Exercise objective:
Transcribe all the entries word for word, omitting any pictures they contain.

Figure record listings:
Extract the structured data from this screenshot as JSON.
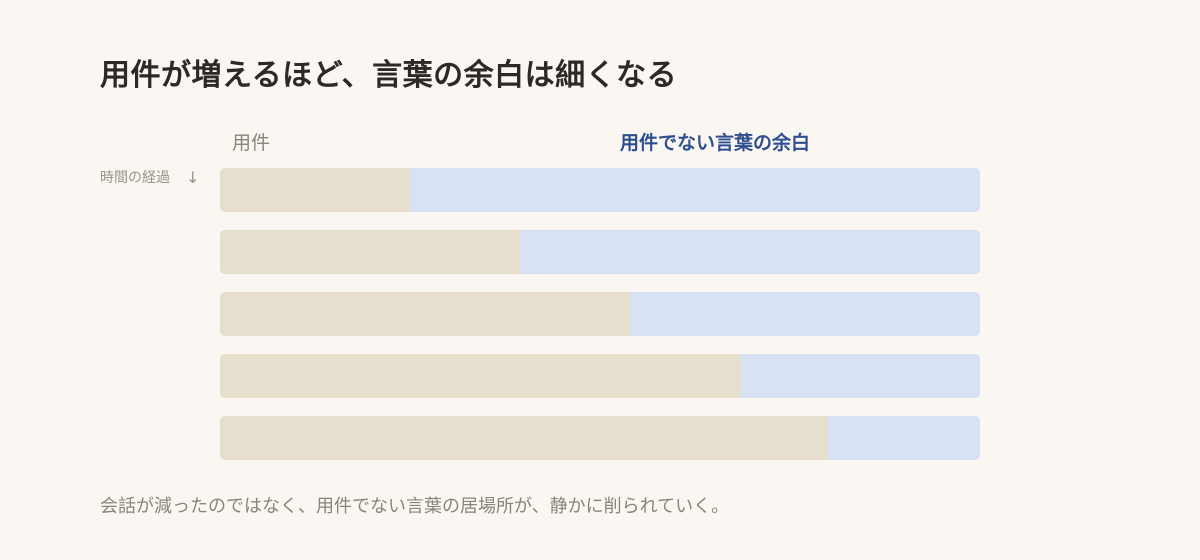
{
  "title": "用件が増えるほど、言葉の余白は細くなる",
  "caption": "会話が減ったのではなく、用件でない言葉の居場所が、静かに削られていく。",
  "time_axis_label": "時間の経過",
  "time_arrow_icon": "down-arrow-icon",
  "colors": {
    "background": "#faf6f1",
    "business": "#e6dfce",
    "non_business": "#d9e1f5",
    "accent_text": "#2d4f8f"
  },
  "chart_data": {
    "type": "bar",
    "orientation": "horizontal",
    "stacked": true,
    "normalized": true,
    "series": [
      {
        "name": "用件",
        "values": [
          0.25,
          0.395,
          0.54,
          0.685,
          0.8
        ]
      },
      {
        "name": "用件でない言葉の余白",
        "values": [
          0.75,
          0.605,
          0.46,
          0.315,
          0.2
        ]
      }
    ],
    "xlim": [
      0,
      1
    ],
    "grid": false,
    "legend": "top"
  }
}
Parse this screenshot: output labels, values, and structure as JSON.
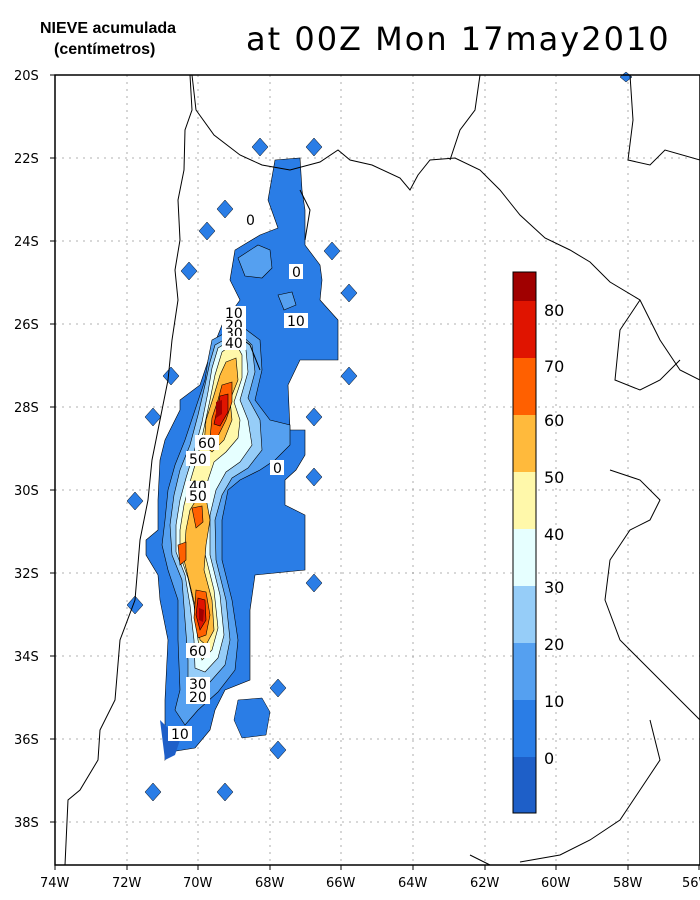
{
  "title": {
    "main": "NIEVE acumulada",
    "sub": "(centímetros)",
    "time": "at 00Z Mon 17may2010"
  },
  "axes": {
    "x_ticks": [
      "74W",
      "72W",
      "70W",
      "68W",
      "66W",
      "64W",
      "62W",
      "60W",
      "58W",
      "56W"
    ],
    "y_ticks": [
      "20S",
      "22S",
      "24S",
      "26S",
      "28S",
      "30S",
      "32S",
      "34S",
      "36S",
      "38S"
    ],
    "x_range": [
      -74,
      -56
    ],
    "y_range": [
      -20,
      -39
    ]
  },
  "colorbar": {
    "levels": [
      "0",
      "10",
      "20",
      "30",
      "40",
      "50",
      "60",
      "70",
      "80"
    ],
    "colors": [
      "#1e5fc8",
      "#2a7de6",
      "#55a0f0",
      "#96cdf8",
      "#e6ffff",
      "#fff8aa",
      "#ffba3c",
      "#ff6000",
      "#e01400",
      "#a00000"
    ]
  },
  "contour_labels": [
    "0",
    "0",
    "0",
    "10",
    "10",
    "20",
    "30",
    "40",
    "60",
    "50",
    "40",
    "50",
    "60",
    "30",
    "20",
    "10"
  ],
  "map": {
    "description_colors": {
      "land_line": "#000000",
      "grid": "#999999"
    }
  }
}
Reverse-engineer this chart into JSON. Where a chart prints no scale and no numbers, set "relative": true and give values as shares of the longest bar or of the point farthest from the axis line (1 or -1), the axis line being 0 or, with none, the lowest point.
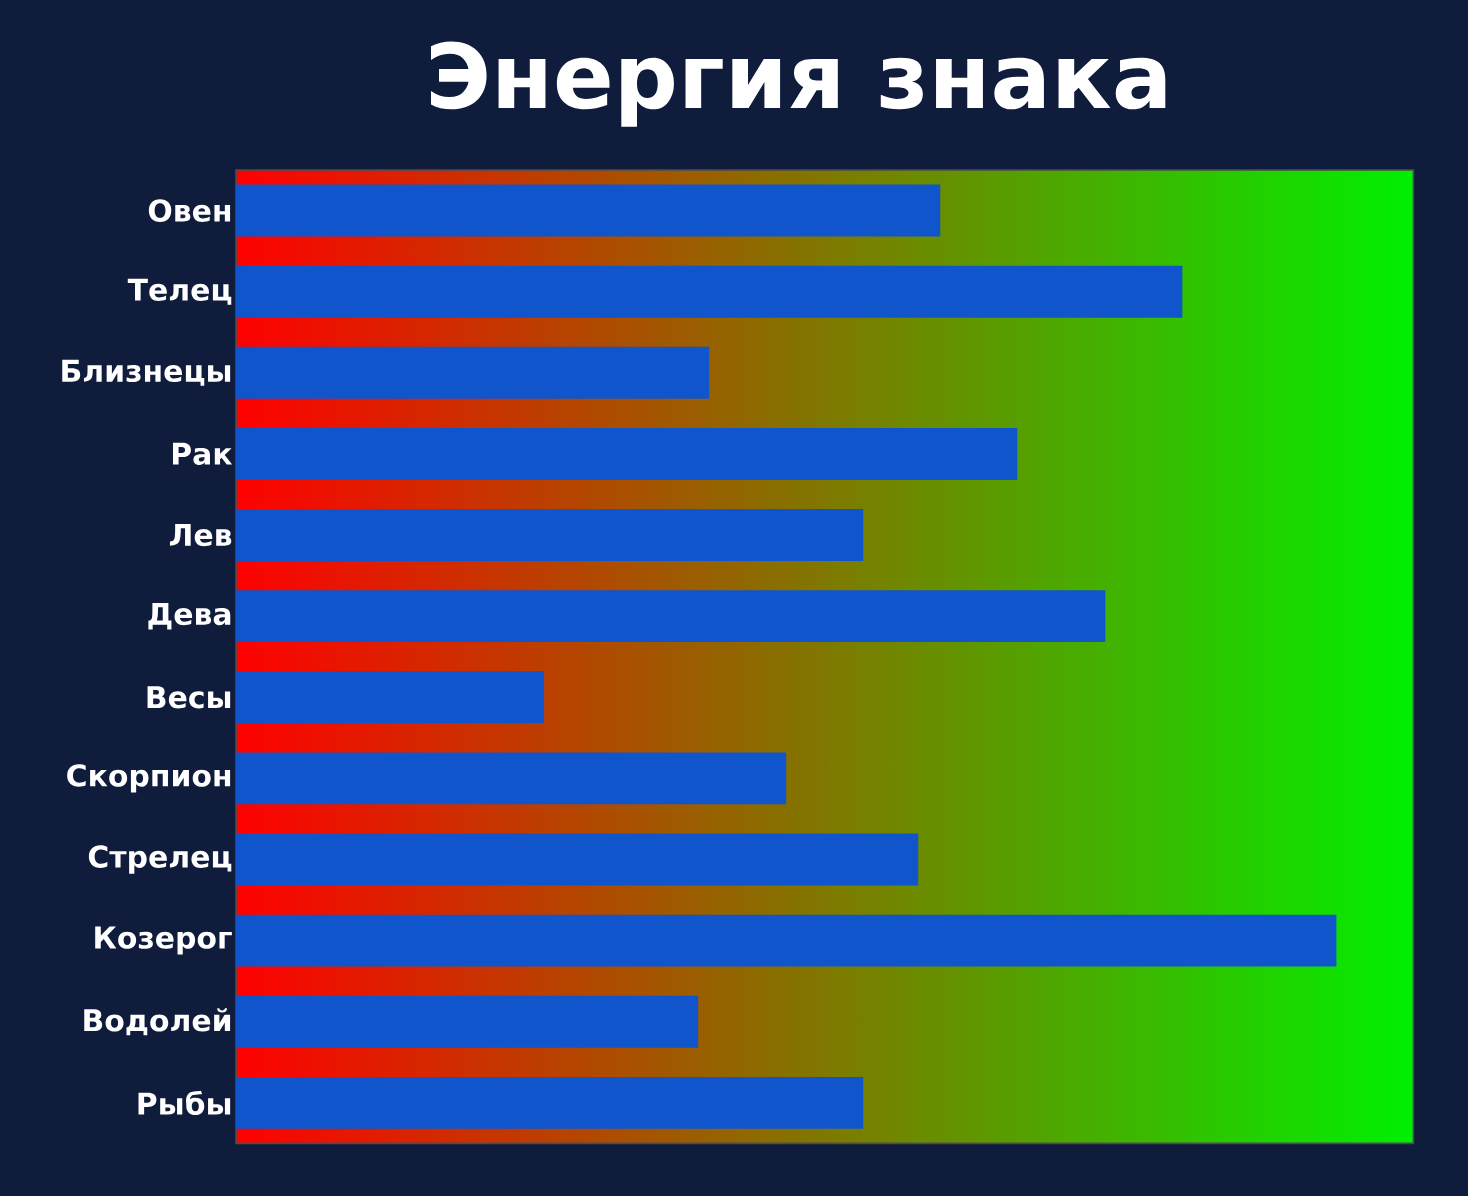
{
  "chart_data": {
    "type": "bar",
    "orientation": "horizontal",
    "relative": true,
    "title": "Энергия знака",
    "categories": [
      "Овен",
      "Телец",
      "Близнецы",
      "Рак",
      "Лев",
      "Дева",
      "Весы",
      "Скорпион",
      "Стрелец",
      "Козерог",
      "Водолей",
      "Рыбы"
    ],
    "values": [
      0.64,
      0.86,
      0.43,
      0.71,
      0.57,
      0.79,
      0.28,
      0.5,
      0.62,
      1,
      0.42,
      0.57
    ],
    "color": "#1155cc"
  }
}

Worked answer:
Extract the structured data from this screenshot as JSON.
{
  "title": "用件が増えるほど、言葉の余白は細くなる",
  "caption": "会話が減ったのではなく、用件でない言葉の居場所が、静かに削られていく。",
  "time_axis_label": "時間の経過",
  "time_arrow_icon": "down-arrow-icon",
  "colors": {
    "background": "#faf6f1",
    "business": "#e6dfce",
    "non_business": "#d9e1f5",
    "accent_text": "#2d4f8f"
  },
  "chart_data": {
    "type": "bar",
    "orientation": "horizontal",
    "stacked": true,
    "normalized": true,
    "series": [
      {
        "name": "用件",
        "values": [
          0.25,
          0.395,
          0.54,
          0.685,
          0.8
        ]
      },
      {
        "name": "用件でない言葉の余白",
        "values": [
          0.75,
          0.605,
          0.46,
          0.315,
          0.2
        ]
      }
    ],
    "xlim": [
      0,
      1
    ],
    "grid": false,
    "legend": "top"
  }
}
Parse this screenshot: output labels, values, and structure as JSON.
{
  "title": {
    "main": "NIEVE acumulada",
    "sub": "(centímetros)",
    "time": "at 00Z Mon 17may2010"
  },
  "axes": {
    "x_ticks": [
      "74W",
      "72W",
      "70W",
      "68W",
      "66W",
      "64W",
      "62W",
      "60W",
      "58W",
      "56W"
    ],
    "y_ticks": [
      "20S",
      "22S",
      "24S",
      "26S",
      "28S",
      "30S",
      "32S",
      "34S",
      "36S",
      "38S"
    ],
    "x_range": [
      -74,
      -56
    ],
    "y_range": [
      -20,
      -39
    ]
  },
  "colorbar": {
    "levels": [
      "0",
      "10",
      "20",
      "30",
      "40",
      "50",
      "60",
      "70",
      "80"
    ],
    "colors": [
      "#1e5fc8",
      "#2a7de6",
      "#55a0f0",
      "#96cdf8",
      "#e6ffff",
      "#fff8aa",
      "#ffba3c",
      "#ff6000",
      "#e01400",
      "#a00000"
    ]
  },
  "contour_labels": [
    "0",
    "0",
    "0",
    "10",
    "10",
    "20",
    "30",
    "40",
    "60",
    "50",
    "40",
    "50",
    "60",
    "30",
    "20",
    "10"
  ],
  "map": {
    "description_colors": {
      "land_line": "#000000",
      "grid": "#999999"
    }
  }
}
Reverse-engineer this chart into JSON. Where a chart prints no scale and no numbers, set "relative": true and give values as shares of the longest bar or of the point farthest from the axis line (1 or -1), the axis line being 0 or, with none, the lowest point.
{
  "chart_data": {
    "type": "bar",
    "orientation": "horizontal",
    "relative": true,
    "title": "Энергия знака",
    "categories": [
      "Овен",
      "Телец",
      "Близнецы",
      "Рак",
      "Лев",
      "Дева",
      "Весы",
      "Скорпион",
      "Стрелец",
      "Козерог",
      "Водолей",
      "Рыбы"
    ],
    "values": [
      0.64,
      0.86,
      0.43,
      0.71,
      0.57,
      0.79,
      0.28,
      0.5,
      0.62,
      1,
      0.42,
      0.57
    ],
    "color": "#1155cc"
  }
}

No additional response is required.